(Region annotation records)
☆ ☆ ☆ ☆

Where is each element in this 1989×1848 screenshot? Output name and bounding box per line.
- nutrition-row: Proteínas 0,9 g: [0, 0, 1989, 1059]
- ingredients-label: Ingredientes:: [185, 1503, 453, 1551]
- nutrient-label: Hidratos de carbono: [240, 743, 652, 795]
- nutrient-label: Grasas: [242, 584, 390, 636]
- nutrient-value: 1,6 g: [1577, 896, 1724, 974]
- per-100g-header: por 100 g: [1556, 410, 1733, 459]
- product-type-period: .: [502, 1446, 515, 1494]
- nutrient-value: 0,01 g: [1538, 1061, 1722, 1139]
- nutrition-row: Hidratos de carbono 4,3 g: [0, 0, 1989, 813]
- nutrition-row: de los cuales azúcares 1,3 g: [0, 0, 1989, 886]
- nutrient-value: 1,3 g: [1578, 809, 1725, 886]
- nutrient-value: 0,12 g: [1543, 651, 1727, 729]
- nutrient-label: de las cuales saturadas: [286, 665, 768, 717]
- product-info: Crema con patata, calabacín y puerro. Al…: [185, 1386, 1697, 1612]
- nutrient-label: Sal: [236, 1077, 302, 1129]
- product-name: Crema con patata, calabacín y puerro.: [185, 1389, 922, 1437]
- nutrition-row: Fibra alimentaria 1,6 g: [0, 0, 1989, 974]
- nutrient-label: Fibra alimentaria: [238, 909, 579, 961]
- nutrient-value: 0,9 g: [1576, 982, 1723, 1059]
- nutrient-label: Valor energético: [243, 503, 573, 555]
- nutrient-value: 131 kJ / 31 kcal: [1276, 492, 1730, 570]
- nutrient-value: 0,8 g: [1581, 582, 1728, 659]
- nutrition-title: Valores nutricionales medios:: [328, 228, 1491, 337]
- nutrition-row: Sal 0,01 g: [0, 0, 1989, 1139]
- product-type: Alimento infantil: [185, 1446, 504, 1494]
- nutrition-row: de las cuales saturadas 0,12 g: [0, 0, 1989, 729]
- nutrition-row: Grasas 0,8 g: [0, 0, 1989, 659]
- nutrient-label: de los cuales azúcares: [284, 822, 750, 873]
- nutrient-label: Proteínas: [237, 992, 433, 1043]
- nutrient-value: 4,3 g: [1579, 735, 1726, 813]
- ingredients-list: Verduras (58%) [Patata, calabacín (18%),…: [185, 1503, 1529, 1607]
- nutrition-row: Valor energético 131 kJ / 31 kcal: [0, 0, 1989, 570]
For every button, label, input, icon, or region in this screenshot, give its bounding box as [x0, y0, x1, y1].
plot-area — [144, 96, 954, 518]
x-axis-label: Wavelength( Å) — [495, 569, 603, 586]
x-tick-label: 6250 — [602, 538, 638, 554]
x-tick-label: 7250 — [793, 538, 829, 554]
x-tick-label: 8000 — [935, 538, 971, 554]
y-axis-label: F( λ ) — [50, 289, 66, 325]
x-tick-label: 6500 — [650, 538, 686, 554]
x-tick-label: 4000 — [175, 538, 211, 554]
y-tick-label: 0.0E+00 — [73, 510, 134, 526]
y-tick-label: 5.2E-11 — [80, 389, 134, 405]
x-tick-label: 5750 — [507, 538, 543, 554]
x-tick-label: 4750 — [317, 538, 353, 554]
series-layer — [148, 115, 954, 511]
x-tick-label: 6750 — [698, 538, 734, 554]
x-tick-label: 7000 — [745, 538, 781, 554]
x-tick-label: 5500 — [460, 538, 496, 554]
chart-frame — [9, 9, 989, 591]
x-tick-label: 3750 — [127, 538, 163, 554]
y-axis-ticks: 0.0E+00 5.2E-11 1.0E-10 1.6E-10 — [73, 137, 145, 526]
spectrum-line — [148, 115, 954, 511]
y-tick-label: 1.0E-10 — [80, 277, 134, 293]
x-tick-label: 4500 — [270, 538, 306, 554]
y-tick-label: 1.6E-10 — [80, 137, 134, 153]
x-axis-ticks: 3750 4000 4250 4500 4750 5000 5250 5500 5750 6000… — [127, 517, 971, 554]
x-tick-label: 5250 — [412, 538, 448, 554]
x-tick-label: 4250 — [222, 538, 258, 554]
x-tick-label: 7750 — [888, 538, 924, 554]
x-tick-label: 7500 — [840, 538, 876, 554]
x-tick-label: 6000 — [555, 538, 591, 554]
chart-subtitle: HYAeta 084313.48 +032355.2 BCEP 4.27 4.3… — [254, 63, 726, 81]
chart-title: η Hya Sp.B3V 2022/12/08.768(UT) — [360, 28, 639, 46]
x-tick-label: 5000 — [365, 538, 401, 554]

☆ ☆ ☆ ☆

## Stated goal
Copy out the records above, swapping every "bounding box" for "enclosing rectangle" and leaving everything else unchanged.

## Response to this task
Where is each element in this 1989×1848 screenshot? Output name and enclosing rectangle per line.
- nutrition-row: Proteínas 0,9 g: [0, 0, 1989, 1059]
- ingredients-label: Ingredientes:: [185, 1503, 453, 1551]
- nutrient-label: Hidratos de carbono: [240, 743, 652, 795]
- nutrient-label: Grasas: [242, 584, 390, 636]
- nutrient-value: 1,6 g: [1577, 896, 1724, 974]
- per-100g-header: por 100 g: [1556, 410, 1733, 459]
- product-type-period: .: [502, 1446, 515, 1494]
- nutrient-value: 0,01 g: [1538, 1061, 1722, 1139]
- nutrition-row: Hidratos de carbono 4,3 g: [0, 0, 1989, 813]
- nutrition-row: de los cuales azúcares 1,3 g: [0, 0, 1989, 886]
- nutrient-value: 1,3 g: [1578, 809, 1725, 886]
- nutrient-value: 0,12 g: [1543, 651, 1727, 729]
- nutrient-label: de las cuales saturadas: [286, 665, 768, 717]
- product-info: Crema con patata, calabacín y puerro. Al…: [185, 1386, 1697, 1612]
- nutrient-label: Sal: [236, 1077, 302, 1129]
- product-name: Crema con patata, calabacín y puerro.: [185, 1389, 922, 1437]
- nutrition-row: Fibra alimentaria 1,6 g: [0, 0, 1989, 974]
- nutrient-label: Fibra alimentaria: [238, 909, 579, 961]
- nutrient-value: 0,9 g: [1576, 982, 1723, 1059]
- nutrient-label: Valor energético: [243, 503, 573, 555]
- nutrient-value: 131 kJ / 31 kcal: [1276, 492, 1730, 570]
- nutrient-value: 0,8 g: [1581, 582, 1728, 659]
- nutrition-title: Valores nutricionales medios:: [328, 228, 1491, 337]
- nutrition-row: Sal 0,01 g: [0, 0, 1989, 1139]
- product-type: Alimento infantil: [185, 1446, 504, 1494]
- nutrition-row: de las cuales saturadas 0,12 g: [0, 0, 1989, 729]
- nutrition-row: Grasas 0,8 g: [0, 0, 1989, 659]
- nutrient-label: de los cuales azúcares: [284, 822, 750, 873]
- nutrient-label: Proteínas: [237, 992, 433, 1043]
- nutrient-value: 4,3 g: [1579, 735, 1726, 813]
- ingredients-list: Verduras (58%) [Patata, calabacín (18%),…: [185, 1503, 1529, 1607]
- nutrition-row: Valor energético 131 kJ / 31 kcal: [0, 0, 1989, 570]
For every button, label, input, icon, or region in this screenshot, give its enclosing rectangle as [x0, y0, x1, y1].
plot-area — [144, 96, 954, 518]
x-axis-label: Wavelength( Å) — [495, 569, 603, 586]
x-tick-label: 6250 — [602, 538, 638, 554]
x-tick-label: 7250 — [793, 538, 829, 554]
x-tick-label: 8000 — [935, 538, 971, 554]
y-axis-label: F( λ ) — [50, 289, 66, 325]
x-tick-label: 6500 — [650, 538, 686, 554]
x-tick-label: 4000 — [175, 538, 211, 554]
y-tick-label: 0.0E+00 — [73, 510, 134, 526]
y-tick-label: 5.2E-11 — [80, 389, 134, 405]
x-tick-label: 5750 — [507, 538, 543, 554]
x-tick-label: 4750 — [317, 538, 353, 554]
series-layer — [148, 115, 954, 511]
x-tick-label: 6750 — [698, 538, 734, 554]
x-tick-label: 7000 — [745, 538, 781, 554]
x-tick-label: 5500 — [460, 538, 496, 554]
chart-frame — [9, 9, 989, 591]
x-tick-label: 3750 — [127, 538, 163, 554]
y-axis-ticks: 0.0E+00 5.2E-11 1.0E-10 1.6E-10 — [73, 137, 145, 526]
spectrum-line — [148, 115, 954, 511]
y-tick-label: 1.0E-10 — [80, 277, 134, 293]
x-tick-label: 4500 — [270, 538, 306, 554]
y-tick-label: 1.6E-10 — [80, 137, 134, 153]
x-axis-ticks: 3750 4000 4250 4500 4750 5000 5250 5500 5750 6000… — [127, 517, 971, 554]
x-tick-label: 5250 — [412, 538, 448, 554]
x-tick-label: 4250 — [222, 538, 258, 554]
x-tick-label: 7750 — [888, 538, 924, 554]
x-tick-label: 7500 — [840, 538, 876, 554]
x-tick-label: 6000 — [555, 538, 591, 554]
chart-subtitle: HYAeta 084313.48 +032355.2 BCEP 4.27 4.3… — [254, 63, 726, 81]
chart-title: η Hya Sp.B3V 2022/12/08.768(UT) — [360, 28, 639, 46]
x-tick-label: 5000 — [365, 538, 401, 554]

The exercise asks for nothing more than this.